Dataset records
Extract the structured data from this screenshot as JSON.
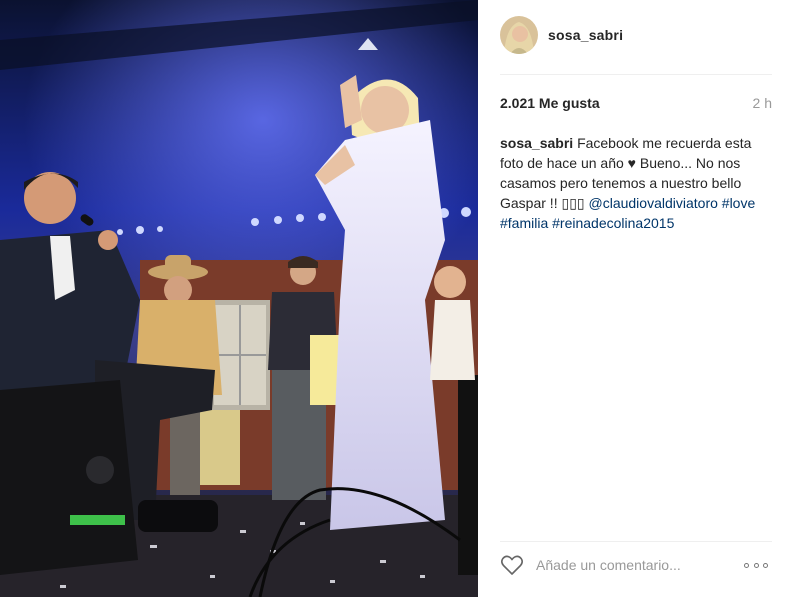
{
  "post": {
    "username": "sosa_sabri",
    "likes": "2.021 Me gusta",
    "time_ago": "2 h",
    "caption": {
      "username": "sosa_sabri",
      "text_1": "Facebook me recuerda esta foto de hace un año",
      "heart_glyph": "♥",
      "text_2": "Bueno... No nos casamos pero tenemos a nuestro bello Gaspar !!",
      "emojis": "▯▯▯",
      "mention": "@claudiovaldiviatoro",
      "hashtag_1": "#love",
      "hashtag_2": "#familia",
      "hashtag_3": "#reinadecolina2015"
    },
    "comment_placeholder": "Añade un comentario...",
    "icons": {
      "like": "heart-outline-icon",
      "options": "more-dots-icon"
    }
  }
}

Problem details:
Without the pictures, repeat all the records word for word.

Result of the exercise:
Extract the structured data from this screenshot as JSON.
{
  "post": {
    "username": "sosa_sabri",
    "likes": "2.021 Me gusta",
    "time_ago": "2 h",
    "caption": {
      "username": "sosa_sabri",
      "text_1": "Facebook me recuerda esta foto de hace un año",
      "heart_glyph": "♥",
      "text_2": "Bueno... No nos casamos pero tenemos a nuestro bello Gaspar !!",
      "emojis": "▯▯▯",
      "mention": "@claudiovaldiviatoro",
      "hashtag_1": "#love",
      "hashtag_2": "#familia",
      "hashtag_3": "#reinadecolina2015"
    },
    "comment_placeholder": "Añade un comentario...",
    "icons": {
      "like": "heart-outline-icon",
      "options": "more-dots-icon"
    }
  }
}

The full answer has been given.